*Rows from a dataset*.
----------
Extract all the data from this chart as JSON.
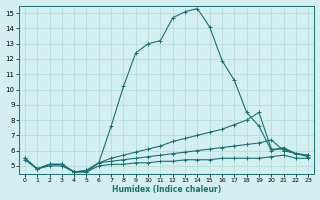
{
  "xlabel": "Humidex (Indice chaleur)",
  "ylabel": "",
  "background_color": "#d4efef",
  "grid_color": "#b8dcdc",
  "line_color": "#1a7070",
  "xlim": [
    -0.5,
    23.5
  ],
  "ylim": [
    4.5,
    15.5
  ],
  "yticks": [
    5,
    6,
    7,
    8,
    9,
    10,
    11,
    12,
    13,
    14,
    15
  ],
  "xticks": [
    0,
    1,
    2,
    3,
    4,
    5,
    6,
    7,
    8,
    9,
    10,
    11,
    12,
    13,
    14,
    15,
    16,
    17,
    18,
    19,
    20,
    21,
    22,
    23
  ],
  "series": [
    {
      "x": [
        0,
        1,
        2,
        3,
        4,
        5,
        6,
        7,
        8,
        9,
        10,
        11,
        12,
        13,
        14,
        15,
        16,
        17,
        18,
        19,
        20,
        21,
        22,
        23
      ],
      "y": [
        5.5,
        4.8,
        5.1,
        5.1,
        4.6,
        4.6,
        5.2,
        7.6,
        10.2,
        12.4,
        13.0,
        13.2,
        14.7,
        15.1,
        15.3,
        14.1,
        11.9,
        10.6,
        8.5,
        7.6,
        6.0,
        6.2,
        5.8,
        5.7
      ]
    },
    {
      "x": [
        0,
        1,
        2,
        3,
        4,
        5,
        6,
        7,
        8,
        9,
        10,
        11,
        12,
        13,
        14,
        15,
        16,
        17,
        18,
        19,
        20,
        21,
        22,
        23
      ],
      "y": [
        5.5,
        4.8,
        5.1,
        5.1,
        4.6,
        4.7,
        5.2,
        5.5,
        5.7,
        5.9,
        6.1,
        6.3,
        6.6,
        6.8,
        7.0,
        7.2,
        7.4,
        7.7,
        8.0,
        8.5,
        6.1,
        6.1,
        5.8,
        5.7
      ]
    },
    {
      "x": [
        0,
        1,
        2,
        3,
        4,
        5,
        6,
        7,
        8,
        9,
        10,
        11,
        12,
        13,
        14,
        15,
        16,
        17,
        18,
        19,
        20,
        21,
        22,
        23
      ],
      "y": [
        5.5,
        4.8,
        5.1,
        5.1,
        4.6,
        4.7,
        5.2,
        5.3,
        5.4,
        5.5,
        5.6,
        5.7,
        5.8,
        5.9,
        6.0,
        6.1,
        6.2,
        6.3,
        6.4,
        6.5,
        6.7,
        6.0,
        5.8,
        5.6
      ]
    },
    {
      "x": [
        0,
        1,
        2,
        3,
        4,
        5,
        6,
        7,
        8,
        9,
        10,
        11,
        12,
        13,
        14,
        15,
        16,
        17,
        18,
        19,
        20,
        21,
        22,
        23
      ],
      "y": [
        5.4,
        4.8,
        5.0,
        5.0,
        4.6,
        4.6,
        5.0,
        5.1,
        5.1,
        5.2,
        5.2,
        5.3,
        5.3,
        5.4,
        5.4,
        5.4,
        5.5,
        5.5,
        5.5,
        5.5,
        5.6,
        5.7,
        5.5,
        5.5
      ]
    }
  ]
}
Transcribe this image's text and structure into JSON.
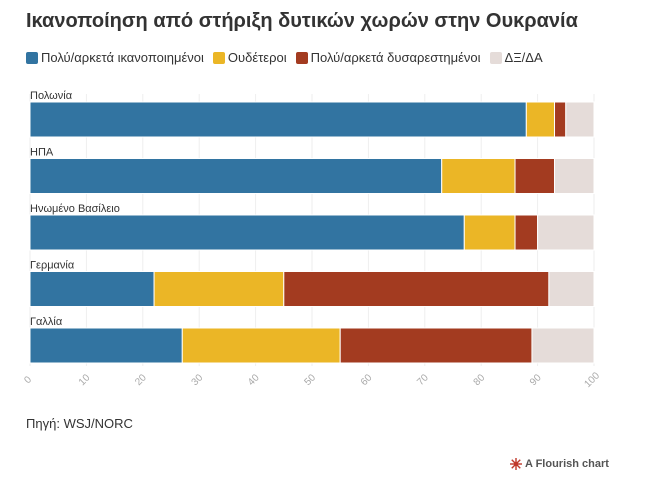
----------
*STATED GOAL*. Without including any pictures, print each record exactly.

*FINAL ANSWER*.
Extract all the data from this chart as JSON.
{
  "xlabel": "Humidex (Indice chaleur)",
  "ylabel": "",
  "background_color": "#d4efef",
  "grid_color": "#b8dcdc",
  "line_color": "#1a7070",
  "xlim": [
    -0.5,
    23.5
  ],
  "ylim": [
    4.5,
    15.5
  ],
  "yticks": [
    5,
    6,
    7,
    8,
    9,
    10,
    11,
    12,
    13,
    14,
    15
  ],
  "xticks": [
    0,
    1,
    2,
    3,
    4,
    5,
    6,
    7,
    8,
    9,
    10,
    11,
    12,
    13,
    14,
    15,
    16,
    17,
    18,
    19,
    20,
    21,
    22,
    23
  ],
  "series": [
    {
      "x": [
        0,
        1,
        2,
        3,
        4,
        5,
        6,
        7,
        8,
        9,
        10,
        11,
        12,
        13,
        14,
        15,
        16,
        17,
        18,
        19,
        20,
        21,
        22,
        23
      ],
      "y": [
        5.5,
        4.8,
        5.1,
        5.1,
        4.6,
        4.6,
        5.2,
        7.6,
        10.2,
        12.4,
        13.0,
        13.2,
        14.7,
        15.1,
        15.3,
        14.1,
        11.9,
        10.6,
        8.5,
        7.6,
        6.0,
        6.2,
        5.8,
        5.7
      ]
    },
    {
      "x": [
        0,
        1,
        2,
        3,
        4,
        5,
        6,
        7,
        8,
        9,
        10,
        11,
        12,
        13,
        14,
        15,
        16,
        17,
        18,
        19,
        20,
        21,
        22,
        23
      ],
      "y": [
        5.5,
        4.8,
        5.1,
        5.1,
        4.6,
        4.7,
        5.2,
        5.5,
        5.7,
        5.9,
        6.1,
        6.3,
        6.6,
        6.8,
        7.0,
        7.2,
        7.4,
        7.7,
        8.0,
        8.5,
        6.1,
        6.1,
        5.8,
        5.7
      ]
    },
    {
      "x": [
        0,
        1,
        2,
        3,
        4,
        5,
        6,
        7,
        8,
        9,
        10,
        11,
        12,
        13,
        14,
        15,
        16,
        17,
        18,
        19,
        20,
        21,
        22,
        23
      ],
      "y": [
        5.5,
        4.8,
        5.1,
        5.1,
        4.6,
        4.7,
        5.2,
        5.3,
        5.4,
        5.5,
        5.6,
        5.7,
        5.8,
        5.9,
        6.0,
        6.1,
        6.2,
        6.3,
        6.4,
        6.5,
        6.7,
        6.0,
        5.8,
        5.6
      ]
    },
    {
      "x": [
        0,
        1,
        2,
        3,
        4,
        5,
        6,
        7,
        8,
        9,
        10,
        11,
        12,
        13,
        14,
        15,
        16,
        17,
        18,
        19,
        20,
        21,
        22,
        23
      ],
      "y": [
        5.4,
        4.8,
        5.0,
        5.0,
        4.6,
        4.6,
        5.0,
        5.1,
        5.1,
        5.2,
        5.2,
        5.3,
        5.3,
        5.4,
        5.4,
        5.4,
        5.5,
        5.5,
        5.5,
        5.5,
        5.6,
        5.7,
        5.5,
        5.5
      ]
    }
  ]
}
Transcribe this image's text and structure into JSON.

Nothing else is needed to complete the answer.